Material shown —
-*-

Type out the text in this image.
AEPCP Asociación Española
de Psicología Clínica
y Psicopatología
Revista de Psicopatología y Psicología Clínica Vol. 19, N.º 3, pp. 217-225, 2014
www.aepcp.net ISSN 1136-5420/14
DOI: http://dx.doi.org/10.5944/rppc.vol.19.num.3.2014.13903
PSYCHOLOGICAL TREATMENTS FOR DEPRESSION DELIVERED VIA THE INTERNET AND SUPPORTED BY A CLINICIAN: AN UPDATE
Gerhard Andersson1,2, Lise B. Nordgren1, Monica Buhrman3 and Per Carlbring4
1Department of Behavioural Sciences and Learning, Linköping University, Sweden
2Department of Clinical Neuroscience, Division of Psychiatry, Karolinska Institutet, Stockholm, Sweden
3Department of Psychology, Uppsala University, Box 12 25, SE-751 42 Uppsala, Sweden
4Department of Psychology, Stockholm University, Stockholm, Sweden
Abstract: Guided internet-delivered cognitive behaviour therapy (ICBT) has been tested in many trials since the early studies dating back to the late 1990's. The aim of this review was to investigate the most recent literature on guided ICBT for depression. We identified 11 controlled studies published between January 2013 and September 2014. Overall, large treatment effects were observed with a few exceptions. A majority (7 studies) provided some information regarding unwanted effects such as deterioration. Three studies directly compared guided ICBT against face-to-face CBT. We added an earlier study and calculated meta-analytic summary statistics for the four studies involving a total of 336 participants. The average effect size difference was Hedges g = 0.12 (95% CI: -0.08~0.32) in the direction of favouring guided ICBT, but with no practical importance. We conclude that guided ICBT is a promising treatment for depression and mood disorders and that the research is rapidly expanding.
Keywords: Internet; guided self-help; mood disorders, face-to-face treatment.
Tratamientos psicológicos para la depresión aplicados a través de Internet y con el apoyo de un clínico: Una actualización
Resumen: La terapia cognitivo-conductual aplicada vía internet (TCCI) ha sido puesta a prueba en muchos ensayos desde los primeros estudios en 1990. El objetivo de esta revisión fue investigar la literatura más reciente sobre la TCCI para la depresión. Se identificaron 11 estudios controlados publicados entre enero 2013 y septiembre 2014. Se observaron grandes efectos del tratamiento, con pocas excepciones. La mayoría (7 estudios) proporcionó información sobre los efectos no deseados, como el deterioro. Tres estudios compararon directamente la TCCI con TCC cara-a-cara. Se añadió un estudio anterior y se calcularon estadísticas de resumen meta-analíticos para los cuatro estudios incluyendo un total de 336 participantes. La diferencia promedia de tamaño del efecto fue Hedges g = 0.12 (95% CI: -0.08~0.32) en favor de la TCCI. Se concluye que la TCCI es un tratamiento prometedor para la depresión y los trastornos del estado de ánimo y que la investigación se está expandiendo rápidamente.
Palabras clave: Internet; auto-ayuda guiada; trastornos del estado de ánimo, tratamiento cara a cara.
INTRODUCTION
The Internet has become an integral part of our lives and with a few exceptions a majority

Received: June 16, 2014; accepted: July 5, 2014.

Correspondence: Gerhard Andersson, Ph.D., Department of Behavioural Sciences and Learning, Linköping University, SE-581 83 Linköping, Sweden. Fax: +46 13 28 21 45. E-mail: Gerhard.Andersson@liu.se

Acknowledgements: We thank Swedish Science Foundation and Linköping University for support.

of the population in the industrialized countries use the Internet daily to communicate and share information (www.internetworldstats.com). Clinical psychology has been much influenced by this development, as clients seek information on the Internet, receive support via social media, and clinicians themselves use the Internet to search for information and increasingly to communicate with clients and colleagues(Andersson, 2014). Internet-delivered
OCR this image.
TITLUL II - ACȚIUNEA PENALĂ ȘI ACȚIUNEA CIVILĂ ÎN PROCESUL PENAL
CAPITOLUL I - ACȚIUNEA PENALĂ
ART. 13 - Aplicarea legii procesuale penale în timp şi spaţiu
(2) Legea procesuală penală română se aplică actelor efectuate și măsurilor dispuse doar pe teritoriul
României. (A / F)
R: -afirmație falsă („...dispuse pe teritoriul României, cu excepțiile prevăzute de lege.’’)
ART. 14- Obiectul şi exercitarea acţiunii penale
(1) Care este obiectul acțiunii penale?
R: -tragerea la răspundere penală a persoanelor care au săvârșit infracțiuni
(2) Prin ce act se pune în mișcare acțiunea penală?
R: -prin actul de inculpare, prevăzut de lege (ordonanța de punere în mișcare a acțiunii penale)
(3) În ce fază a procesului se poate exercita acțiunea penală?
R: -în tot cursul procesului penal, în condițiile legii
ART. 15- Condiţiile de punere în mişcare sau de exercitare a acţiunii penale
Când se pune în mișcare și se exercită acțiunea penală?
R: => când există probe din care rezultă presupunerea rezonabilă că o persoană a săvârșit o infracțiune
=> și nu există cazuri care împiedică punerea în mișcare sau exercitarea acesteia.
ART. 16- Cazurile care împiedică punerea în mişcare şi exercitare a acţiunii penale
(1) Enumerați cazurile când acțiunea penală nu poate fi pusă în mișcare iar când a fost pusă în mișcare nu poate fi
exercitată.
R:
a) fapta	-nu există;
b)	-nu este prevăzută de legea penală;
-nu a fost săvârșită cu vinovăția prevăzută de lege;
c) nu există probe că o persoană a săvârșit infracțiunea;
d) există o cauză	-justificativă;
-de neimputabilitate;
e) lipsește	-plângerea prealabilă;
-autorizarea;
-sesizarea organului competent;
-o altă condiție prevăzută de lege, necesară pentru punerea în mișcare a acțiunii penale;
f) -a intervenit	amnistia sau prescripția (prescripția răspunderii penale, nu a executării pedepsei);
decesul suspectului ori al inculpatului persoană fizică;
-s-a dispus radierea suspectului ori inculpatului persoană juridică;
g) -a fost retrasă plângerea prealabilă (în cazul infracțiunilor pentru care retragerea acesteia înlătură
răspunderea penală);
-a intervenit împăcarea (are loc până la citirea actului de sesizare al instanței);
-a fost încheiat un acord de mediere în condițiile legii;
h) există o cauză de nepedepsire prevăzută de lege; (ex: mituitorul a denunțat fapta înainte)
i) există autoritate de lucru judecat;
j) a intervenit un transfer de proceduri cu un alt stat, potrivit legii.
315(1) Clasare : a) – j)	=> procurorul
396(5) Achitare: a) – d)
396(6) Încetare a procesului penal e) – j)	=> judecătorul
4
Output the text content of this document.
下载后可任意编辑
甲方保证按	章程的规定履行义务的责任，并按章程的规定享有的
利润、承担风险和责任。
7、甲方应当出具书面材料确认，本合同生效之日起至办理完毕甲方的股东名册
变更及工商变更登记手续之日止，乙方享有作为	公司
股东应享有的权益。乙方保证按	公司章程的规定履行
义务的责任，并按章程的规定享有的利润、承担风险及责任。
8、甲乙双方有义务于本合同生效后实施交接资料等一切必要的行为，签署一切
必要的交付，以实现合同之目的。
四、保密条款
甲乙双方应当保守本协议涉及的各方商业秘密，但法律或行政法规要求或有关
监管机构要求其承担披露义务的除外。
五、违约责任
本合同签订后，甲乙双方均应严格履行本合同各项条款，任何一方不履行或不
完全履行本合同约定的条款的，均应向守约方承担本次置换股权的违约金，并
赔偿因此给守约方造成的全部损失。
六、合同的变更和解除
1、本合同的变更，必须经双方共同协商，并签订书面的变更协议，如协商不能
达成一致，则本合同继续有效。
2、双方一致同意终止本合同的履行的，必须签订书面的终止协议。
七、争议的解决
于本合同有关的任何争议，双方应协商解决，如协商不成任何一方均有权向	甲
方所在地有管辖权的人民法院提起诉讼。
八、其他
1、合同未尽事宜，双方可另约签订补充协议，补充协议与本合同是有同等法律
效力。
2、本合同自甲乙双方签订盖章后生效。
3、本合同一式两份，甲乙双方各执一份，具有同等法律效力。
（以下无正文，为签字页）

-*-

Required work — Filter out all lines lacking the word "persoană" and copy the rest.

Answer to this task —
R: => când există probe din care rezultă presupunerea rezonabilă că o persoană a săvârșit o infracțiune
c) nu există probe că o persoană a săvârșit infracțiunea;
decesul suspectului ori al inculpatului persoană fizică;
-s-a dispus radierea suspectului ori inculpatului persoană juridică;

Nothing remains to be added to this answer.